▶ [What the task requires]: Your task is to extract every line from the material below exactly.

-- begin --

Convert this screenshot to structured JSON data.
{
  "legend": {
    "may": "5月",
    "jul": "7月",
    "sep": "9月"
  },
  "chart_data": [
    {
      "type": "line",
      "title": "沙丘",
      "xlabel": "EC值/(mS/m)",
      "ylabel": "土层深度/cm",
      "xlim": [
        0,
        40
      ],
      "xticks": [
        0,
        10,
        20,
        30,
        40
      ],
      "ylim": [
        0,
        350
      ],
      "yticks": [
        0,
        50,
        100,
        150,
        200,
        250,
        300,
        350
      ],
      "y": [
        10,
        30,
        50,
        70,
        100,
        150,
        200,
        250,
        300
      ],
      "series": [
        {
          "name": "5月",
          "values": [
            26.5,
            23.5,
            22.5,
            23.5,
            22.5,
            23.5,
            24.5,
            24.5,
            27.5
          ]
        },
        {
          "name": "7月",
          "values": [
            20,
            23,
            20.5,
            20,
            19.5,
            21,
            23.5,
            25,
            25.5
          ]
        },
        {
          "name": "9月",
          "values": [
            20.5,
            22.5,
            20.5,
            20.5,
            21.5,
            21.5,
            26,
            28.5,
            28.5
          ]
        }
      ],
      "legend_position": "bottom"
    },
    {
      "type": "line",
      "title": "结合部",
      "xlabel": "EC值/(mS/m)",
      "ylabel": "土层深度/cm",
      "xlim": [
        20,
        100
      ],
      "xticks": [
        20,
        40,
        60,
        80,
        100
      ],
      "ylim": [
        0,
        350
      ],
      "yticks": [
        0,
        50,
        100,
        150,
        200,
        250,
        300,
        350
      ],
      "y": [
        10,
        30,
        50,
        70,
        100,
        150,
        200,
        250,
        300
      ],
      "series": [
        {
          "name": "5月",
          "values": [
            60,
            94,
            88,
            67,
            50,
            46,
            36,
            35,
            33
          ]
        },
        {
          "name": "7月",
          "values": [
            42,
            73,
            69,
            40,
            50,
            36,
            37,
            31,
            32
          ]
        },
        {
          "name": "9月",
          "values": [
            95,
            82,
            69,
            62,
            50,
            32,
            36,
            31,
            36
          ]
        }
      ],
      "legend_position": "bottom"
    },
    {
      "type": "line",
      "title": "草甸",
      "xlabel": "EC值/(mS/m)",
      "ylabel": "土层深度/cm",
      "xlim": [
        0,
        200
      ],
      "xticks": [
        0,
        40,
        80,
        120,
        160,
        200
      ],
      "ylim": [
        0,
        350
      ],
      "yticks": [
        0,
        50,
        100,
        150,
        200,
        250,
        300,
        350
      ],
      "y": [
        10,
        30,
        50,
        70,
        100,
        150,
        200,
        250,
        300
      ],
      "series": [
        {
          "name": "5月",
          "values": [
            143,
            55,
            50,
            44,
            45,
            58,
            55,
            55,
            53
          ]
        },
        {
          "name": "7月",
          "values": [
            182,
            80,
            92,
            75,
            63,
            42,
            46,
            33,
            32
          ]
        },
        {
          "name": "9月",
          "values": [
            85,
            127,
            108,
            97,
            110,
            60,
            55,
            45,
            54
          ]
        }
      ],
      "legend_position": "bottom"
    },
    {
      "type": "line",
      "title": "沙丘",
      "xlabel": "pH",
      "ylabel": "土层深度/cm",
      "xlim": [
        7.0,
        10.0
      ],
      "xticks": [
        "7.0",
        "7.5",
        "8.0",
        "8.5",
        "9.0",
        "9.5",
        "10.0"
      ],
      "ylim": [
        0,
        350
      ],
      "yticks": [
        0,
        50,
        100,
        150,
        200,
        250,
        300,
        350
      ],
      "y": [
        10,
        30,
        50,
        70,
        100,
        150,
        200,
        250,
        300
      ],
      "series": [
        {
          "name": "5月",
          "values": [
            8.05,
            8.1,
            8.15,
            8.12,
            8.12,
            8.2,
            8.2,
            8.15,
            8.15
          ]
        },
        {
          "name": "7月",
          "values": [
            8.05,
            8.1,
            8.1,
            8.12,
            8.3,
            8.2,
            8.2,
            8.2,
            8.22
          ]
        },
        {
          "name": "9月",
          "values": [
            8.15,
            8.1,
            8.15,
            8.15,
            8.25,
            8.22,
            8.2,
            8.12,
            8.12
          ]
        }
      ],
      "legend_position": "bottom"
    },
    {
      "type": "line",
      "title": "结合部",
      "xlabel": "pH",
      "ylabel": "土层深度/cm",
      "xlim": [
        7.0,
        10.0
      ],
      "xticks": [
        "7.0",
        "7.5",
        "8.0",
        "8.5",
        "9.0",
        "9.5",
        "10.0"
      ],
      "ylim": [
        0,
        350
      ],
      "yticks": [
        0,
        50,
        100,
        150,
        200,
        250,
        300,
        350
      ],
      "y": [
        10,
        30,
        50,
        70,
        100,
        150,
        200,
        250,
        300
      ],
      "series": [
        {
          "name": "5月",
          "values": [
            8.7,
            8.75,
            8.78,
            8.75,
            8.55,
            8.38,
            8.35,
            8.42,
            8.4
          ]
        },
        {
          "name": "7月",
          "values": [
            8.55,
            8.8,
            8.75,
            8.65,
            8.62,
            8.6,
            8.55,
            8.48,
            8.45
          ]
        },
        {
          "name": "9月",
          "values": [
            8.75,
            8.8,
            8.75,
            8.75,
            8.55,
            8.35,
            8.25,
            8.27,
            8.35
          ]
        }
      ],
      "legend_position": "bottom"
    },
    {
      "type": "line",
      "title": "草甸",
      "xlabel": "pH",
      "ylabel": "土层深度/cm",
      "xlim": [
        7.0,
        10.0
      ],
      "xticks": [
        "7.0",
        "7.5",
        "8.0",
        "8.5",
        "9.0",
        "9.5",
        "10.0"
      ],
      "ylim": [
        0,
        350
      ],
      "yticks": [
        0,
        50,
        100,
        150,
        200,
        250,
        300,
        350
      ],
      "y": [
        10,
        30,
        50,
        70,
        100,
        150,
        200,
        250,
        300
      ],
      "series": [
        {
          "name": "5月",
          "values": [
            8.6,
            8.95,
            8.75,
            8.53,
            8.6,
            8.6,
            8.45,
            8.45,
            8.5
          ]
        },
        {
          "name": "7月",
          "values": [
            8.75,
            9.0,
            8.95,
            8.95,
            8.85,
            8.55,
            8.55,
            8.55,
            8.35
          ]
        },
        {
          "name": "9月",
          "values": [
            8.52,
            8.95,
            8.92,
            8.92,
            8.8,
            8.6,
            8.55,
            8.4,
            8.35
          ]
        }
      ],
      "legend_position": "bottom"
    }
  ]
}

-- end --

▶ [Solution]:
Convert this screenshot to structured JSON data.
{
  "legend": {
    "may": "5月",
    "jul": "7月",
    "sep": "9月"
  },
  "chart_data": [
    {
      "type": "line",
      "title": "沙丘",
      "xlabel": "EC值/(mS/m)",
      "ylabel": "土层深度/cm",
      "xlim": [
        0,
        40
      ],
      "xticks": [
        0,
        10,
        20,
        30,
        40
      ],
      "ylim": [
        0,
        350
      ],
      "yticks": [
        0,
        50,
        100,
        150,
        200,
        250,
        300,
        350
      ],
      "y": [
        10,
        30,
        50,
        70,
        100,
        150,
        200,
        250,
        300
      ],
      "series": [
        {
          "name": "5月",
          "values": [
            26.5,
            23.5,
            22.5,
            23.5,
            22.5,
            23.5,
            24.5,
            24.5,
            27.5
          ]
        },
        {
          "name": "7月",
          "values": [
            20,
            23,
            20.5,
            20,
            19.5,
            21,
            23.5,
            25,
            25.5
          ]
        },
        {
          "name": "9月",
          "values": [
            20.5,
            22.5,
            20.5,
            20.5,
            21.5,
            21.5,
            26,
            28.5,
            28.5
          ]
        }
      ],
      "legend_position": "bottom"
    },
    {
      "type": "line",
      "title": "结合部",
      "xlabel": "EC值/(mS/m)",
      "ylabel": "土层深度/cm",
      "xlim": [
        20,
        100
      ],
      "xticks": [
        20,
        40,
        60,
        80,
        100
      ],
      "ylim": [
        0,
        350
      ],
      "yticks": [
        0,
        50,
        100,
        150,
        200,
        250,
        300,
        350
      ],
      "y": [
        10,
        30,
        50,
        70,
        100,
        150,
        200,
        250,
        300
      ],
      "series": [
        {
          "name": "5月",
          "values": [
            60,
            94,
            88,
            67,
            50,
            46,
            36,
            35,
            33
          ]
        },
        {
          "name": "7月",
          "values": [
            42,
            73,
            69,
            40,
            50,
            36,
            37,
            31,
            32
          ]
        },
        {
          "name": "9月",
          "values": [
            95,
            82,
            69,
            62,
            50,
            32,
            36,
            31,
            36
          ]
        }
      ],
      "legend_position": "bottom"
    },
    {
      "type": "line",
      "title": "草甸",
      "xlabel": "EC值/(mS/m)",
      "ylabel": "土层深度/cm",
      "xlim": [
        0,
        200
      ],
      "xticks": [
        0,
        40,
        80,
        120,
        160,
        200
      ],
      "ylim": [
        0,
        350
      ],
      "yticks": [
        0,
        50,
        100,
        150,
        200,
        250,
        300,
        350
      ],
      "y": [
        10,
        30,
        50,
        70,
        100,
        150,
        200,
        250,
        300
      ],
      "series": [
        {
          "name": "5月",
          "values": [
            143,
            55,
            50,
            44,
            45,
            58,
            55,
            55,
            53
          ]
        },
        {
          "name": "7月",
          "values": [
            182,
            80,
            92,
            75,
            63,
            42,
            46,
            33,
            32
          ]
        },
        {
          "name": "9月",
          "values": [
            85,
            127,
            108,
            97,
            110,
            60,
            55,
            45,
            54
          ]
        }
      ],
      "legend_position": "bottom"
    },
    {
      "type": "line",
      "title": "沙丘",
      "xlabel": "pH",
      "ylabel": "土层深度/cm",
      "xlim": [
        7.0,
        10.0
      ],
      "xticks": [
        "7.0",
        "7.5",
        "8.0",
        "8.5",
        "9.0",
        "9.5",
        "10.0"
      ],
      "ylim": [
        0,
        350
      ],
      "yticks": [
        0,
        50,
        100,
        150,
        200,
        250,
        300,
        350
      ],
      "y": [
        10,
        30,
        50,
        70,
        100,
        150,
        200,
        250,
        300
      ],
      "series": [
        {
          "name": "5月",
          "values": [
            8.05,
            8.1,
            8.15,
            8.12,
            8.12,
            8.2,
            8.2,
            8.15,
            8.15
          ]
        },
        {
          "name": "7月",
          "values": [
            8.05,
            8.1,
            8.1,
            8.12,
            8.3,
            8.2,
            8.2,
            8.2,
            8.22
          ]
        },
        {
          "name": "9月",
          "values": [
            8.15,
            8.1,
            8.15,
            8.15,
            8.25,
            8.22,
            8.2,
            8.12,
            8.12
          ]
        }
      ],
      "legend_position": "bottom"
    },
    {
      "type": "line",
      "title": "结合部",
      "xlabel": "pH",
      "ylabel": "土层深度/cm",
      "xlim": [
        7.0,
        10.0
      ],
      "xticks": [
        "7.0",
        "7.5",
        "8.0",
        "8.5",
        "9.0",
        "9.5",
        "10.0"
      ],
      "ylim": [
        0,
        350
      ],
      "yticks": [
        0,
        50,
        100,
        150,
        200,
        250,
        300,
        350
      ],
      "y": [
        10,
        30,
        50,
        70,
        100,
        150,
        200,
        250,
        300
      ],
      "series": [
        {
          "name": "5月",
          "values": [
            8.7,
            8.75,
            8.78,
            8.75,
            8.55,
            8.38,
            8.35,
            8.42,
            8.4
          ]
        },
        {
          "name": "7月",
          "values": [
            8.55,
            8.8,
            8.75,
            8.65,
            8.62,
            8.6,
            8.55,
            8.48,
            8.45
          ]
        },
        {
          "name": "9月",
          "values": [
            8.75,
            8.8,
            8.75,
            8.75,
            8.55,
            8.35,
            8.25,
            8.27,
            8.35
          ]
        }
      ],
      "legend_position": "bottom"
    },
    {
      "type": "line",
      "title": "草甸",
      "xlabel": "pH",
      "ylabel": "土层深度/cm",
      "xlim": [
        7.0,
        10.0
      ],
      "xticks": [
        "7.0",
        "7.5",
        "8.0",
        "8.5",
        "9.0",
        "9.5",
        "10.0"
      ],
      "ylim": [
        0,
        350
      ],
      "yticks": [
        0,
        50,
        100,
        150,
        200,
        250,
        300,
        350
      ],
      "y": [
        10,
        30,
        50,
        70,
        100,
        150,
        200,
        250,
        300
      ],
      "series": [
        {
          "name": "5月",
          "values": [
            8.6,
            8.95,
            8.75,
            8.53,
            8.6,
            8.6,
            8.45,
            8.45,
            8.5
          ]
        },
        {
          "name": "7月",
          "values": [
            8.75,
            9.0,
            8.95,
            8.95,
            8.85,
            8.55,
            8.55,
            8.55,
            8.35
          ]
        },
        {
          "name": "9月",
          "values": [
            8.52,
            8.95,
            8.92,
            8.92,
            8.8,
            8.6,
            8.55,
            8.4,
            8.35
          ]
        }
      ],
      "legend_position": "bottom"
    }
  ]
}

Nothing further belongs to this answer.